Show each line of the data below that has the string "Extract" in it.

--------------------

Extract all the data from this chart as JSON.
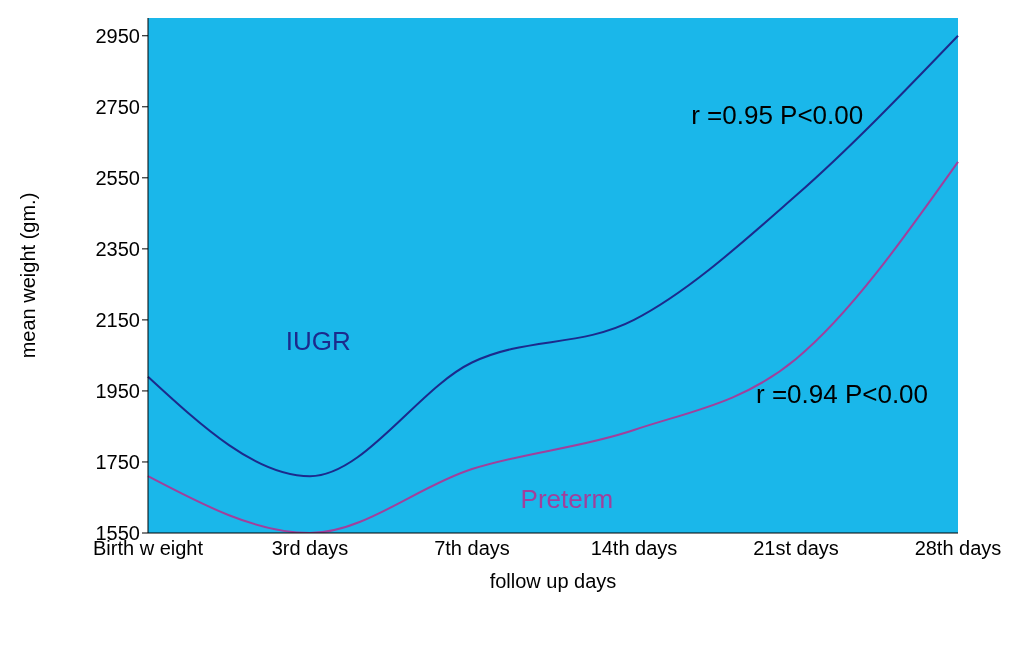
{
  "chart_data": {
    "type": "line",
    "xlabel": "follow  up days",
    "ylabel": "mean weight (gm.)",
    "categories": [
      "Birth w eight",
      "3rd days",
      "7th days",
      "14th days",
      "21st days",
      "28th days"
    ],
    "series": [
      {
        "name": "IUGR",
        "color": "#1c2a8c",
        "values": [
          1990,
          1710,
          2030,
          2150,
          2500,
          2950
        ]
      },
      {
        "name": "Preterm",
        "color": "#a0409c",
        "values": [
          1710,
          1550,
          1730,
          1840,
          2040,
          2595
        ]
      }
    ],
    "ylim": [
      1550,
      3000
    ],
    "yticks": [
      1550,
      1750,
      1950,
      2150,
      2350,
      2550,
      2750,
      2950
    ],
    "annotations": [
      "r =0.95 P<0.00",
      "r =0.94 P<0.00"
    ],
    "grid": false,
    "marker": "none",
    "line_style": "solid"
  }
}
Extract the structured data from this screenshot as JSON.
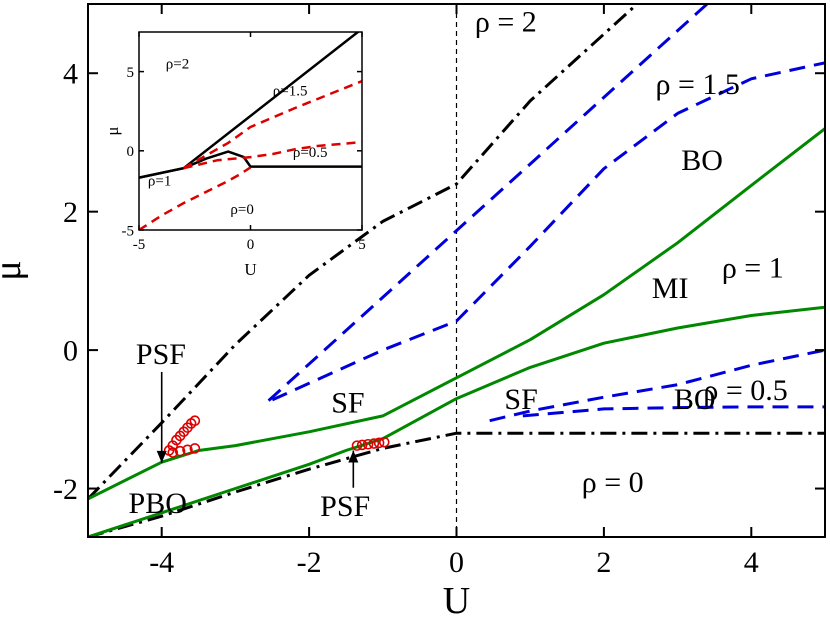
{
  "chart_data": [
    {
      "type": "line",
      "xlabel": "U",
      "ylabel": "μ",
      "xlim": [
        -5,
        5
      ],
      "ylim": [
        -2.7,
        5.0
      ],
      "xticks": [
        -4,
        -2,
        0,
        2,
        4
      ],
      "xtick_labels": [
        "-4",
        "-2",
        "0",
        "2",
        "4"
      ],
      "yticks": [
        -2,
        0,
        2,
        4
      ],
      "ytick_labels": [
        "-2",
        "0",
        "2",
        "4"
      ],
      "grid": false,
      "series": [
        {
          "style": "dash-dot",
          "color": "#000000",
          "x": [
            -5,
            -4,
            -3,
            -2,
            -1,
            0,
            1,
            2.45
          ],
          "y": [
            -2.15,
            -1.05,
            0.08,
            1.08,
            1.86,
            2.4,
            3.6,
            5.0
          ]
        },
        {
          "style": "dash-dot",
          "color": "#000000",
          "x": [
            -5,
            -4,
            -3,
            -2,
            -1,
            0,
            1,
            2,
            3,
            4,
            5
          ],
          "y": [
            -2.7,
            -2.4,
            -2.05,
            -1.72,
            -1.42,
            -1.2,
            -1.2,
            -1.2,
            -1.2,
            -1.2,
            -1.2
          ]
        },
        {
          "style": "dashed",
          "color": "#0000dd",
          "x": [
            -2.55,
            3.4
          ],
          "y": [
            -0.73,
            5.0
          ]
        },
        {
          "style": "dashed",
          "color": "#0000dd",
          "x": [
            -2.5,
            -1,
            0,
            1,
            2,
            3,
            4,
            5
          ],
          "y": [
            -0.72,
            0.0,
            0.42,
            1.5,
            2.62,
            3.42,
            3.92,
            4.15
          ]
        },
        {
          "style": "dashed",
          "color": "#0000dd",
          "x": [
            0.45,
            1,
            2,
            3,
            4,
            5
          ],
          "y": [
            -1.02,
            -0.88,
            -0.68,
            -0.5,
            -0.22,
            0.0
          ]
        },
        {
          "style": "dashed",
          "color": "#0000dd",
          "x": [
            0.9,
            2,
            3,
            4,
            5
          ],
          "y": [
            -0.95,
            -0.85,
            -0.83,
            -0.82,
            -0.82
          ]
        },
        {
          "style": "solid",
          "color": "#008800",
          "x": [
            -5,
            -4,
            -3.5,
            -3,
            -2,
            -1,
            0,
            1,
            2,
            3,
            4,
            5
          ],
          "y": [
            -2.15,
            -1.62,
            -1.45,
            -1.38,
            -1.18,
            -0.95,
            -0.4,
            0.15,
            0.8,
            1.55,
            2.38,
            3.2
          ]
        },
        {
          "style": "solid",
          "color": "#008800",
          "x": [
            -5,
            -4,
            -3,
            -2,
            -1.5,
            -1,
            0,
            1,
            2,
            3,
            4,
            5
          ],
          "y": [
            -2.7,
            -2.35,
            -2.0,
            -1.65,
            -1.45,
            -1.28,
            -0.7,
            -0.25,
            0.1,
            0.32,
            0.5,
            0.62
          ]
        },
        {
          "style": "markers",
          "color": "#dd0000",
          "marker": "open-circle",
          "x": [
            -3.9,
            -3.85,
            -3.8,
            -3.75,
            -3.7,
            -3.65,
            -3.6,
            -3.55,
            -3.85,
            -3.75,
            -3.65,
            -3.55,
            -1.35,
            -1.28,
            -1.2,
            -1.12,
            -1.05,
            -0.98
          ],
          "y": [
            -1.45,
            -1.38,
            -1.3,
            -1.24,
            -1.18,
            -1.12,
            -1.06,
            -1.02,
            -1.48,
            -1.46,
            -1.44,
            -1.42,
            -1.38,
            -1.37,
            -1.36,
            -1.35,
            -1.34,
            -1.33
          ]
        }
      ],
      "reference_lines": [
        {
          "orientation": "vertical",
          "x": 0,
          "style": "dashed",
          "color": "#000000"
        }
      ],
      "annotations": [
        {
          "text": "ρ = 2",
          "x": 0.25,
          "y": 4.6
        },
        {
          "text": "ρ = 1.5",
          "x": 2.7,
          "y": 3.7
        },
        {
          "text": "BO",
          "x": 3.05,
          "y": 2.6
        },
        {
          "text": "MI",
          "x": 2.65,
          "y": 0.75
        },
        {
          "text": "ρ = 1",
          "x": 3.6,
          "y": 1.05
        },
        {
          "text": "SF",
          "x": -1.7,
          "y": -0.9
        },
        {
          "text": "SF",
          "x": 0.65,
          "y": -0.85
        },
        {
          "text": "BO",
          "x": 2.95,
          "y": -0.85
        },
        {
          "text": "ρ = 0.5",
          "x": 3.35,
          "y": -0.72
        },
        {
          "text": "ρ = 0",
          "x": 1.7,
          "y": -2.05
        },
        {
          "text": "PBO",
          "x": -4.45,
          "y": -2.35
        },
        {
          "text": "PSF",
          "x": -4.35,
          "y": -0.2,
          "arrow_to": [
            -4.0,
            -1.63
          ]
        },
        {
          "text": "PSF",
          "x": -1.85,
          "y": -2.4,
          "arrow_to": [
            -1.4,
            -1.45
          ]
        }
      ]
    },
    {
      "type": "line",
      "xlabel": "U",
      "ylabel": "μ",
      "xlim": [
        -5,
        5
      ],
      "ylim": [
        -5,
        7.5
      ],
      "xticks": [
        -5,
        0,
        5
      ],
      "xtick_labels": [
        "-5",
        "0",
        "5"
      ],
      "yticks": [
        -5,
        0,
        5
      ],
      "ytick_labels": [
        "-5",
        "0",
        "5"
      ],
      "series": [
        {
          "style": "solid",
          "color": "#000000",
          "x": [
            -5,
            -3,
            5
          ],
          "y": [
            -1.7,
            -1.1,
            7.7
          ]
        },
        {
          "style": "solid",
          "color": "#000000",
          "x": [
            -5,
            -3,
            -2,
            -1,
            -0.3,
            0,
            5
          ],
          "y": [
            -1.7,
            -1.1,
            -0.5,
            -0.05,
            -0.4,
            -1.0,
            -1.0
          ]
        },
        {
          "style": "dashed",
          "color": "#dd0000",
          "x": [
            -3,
            -1,
            0,
            2,
            5
          ],
          "y": [
            -1.1,
            0.5,
            1.5,
            2.7,
            4.4
          ]
        },
        {
          "style": "dashed",
          "color": "#dd0000",
          "x": [
            -3,
            -1.5,
            0,
            1,
            2,
            3,
            5
          ],
          "y": [
            -1.1,
            -0.6,
            -0.4,
            -0.2,
            0.1,
            0.3,
            0.55
          ]
        },
        {
          "style": "dashed",
          "color": "#dd0000",
          "x": [
            -5,
            -4,
            -3,
            -2,
            -1,
            -0.5,
            0
          ],
          "y": [
            -5,
            -4.1,
            -3.3,
            -2.6,
            -1.9,
            -1.5,
            -1.05
          ]
        }
      ],
      "annotations": [
        {
          "text": "ρ=2",
          "x": -3.8,
          "y": 5.2
        },
        {
          "text": "ρ=1.5",
          "x": 1.0,
          "y": 3.5
        },
        {
          "text": "ρ=0.5",
          "x": 1.9,
          "y": -0.4
        },
        {
          "text": "ρ=1",
          "x": -4.6,
          "y": -2.2
        },
        {
          "text": "ρ=0",
          "x": -0.9,
          "y": -4.0
        }
      ]
    }
  ]
}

--------------------

SOLUTION TO THIS EXERCISE:
Extract all the data from this chart as JSON.
Extract the structured data from this screenshot as JSON.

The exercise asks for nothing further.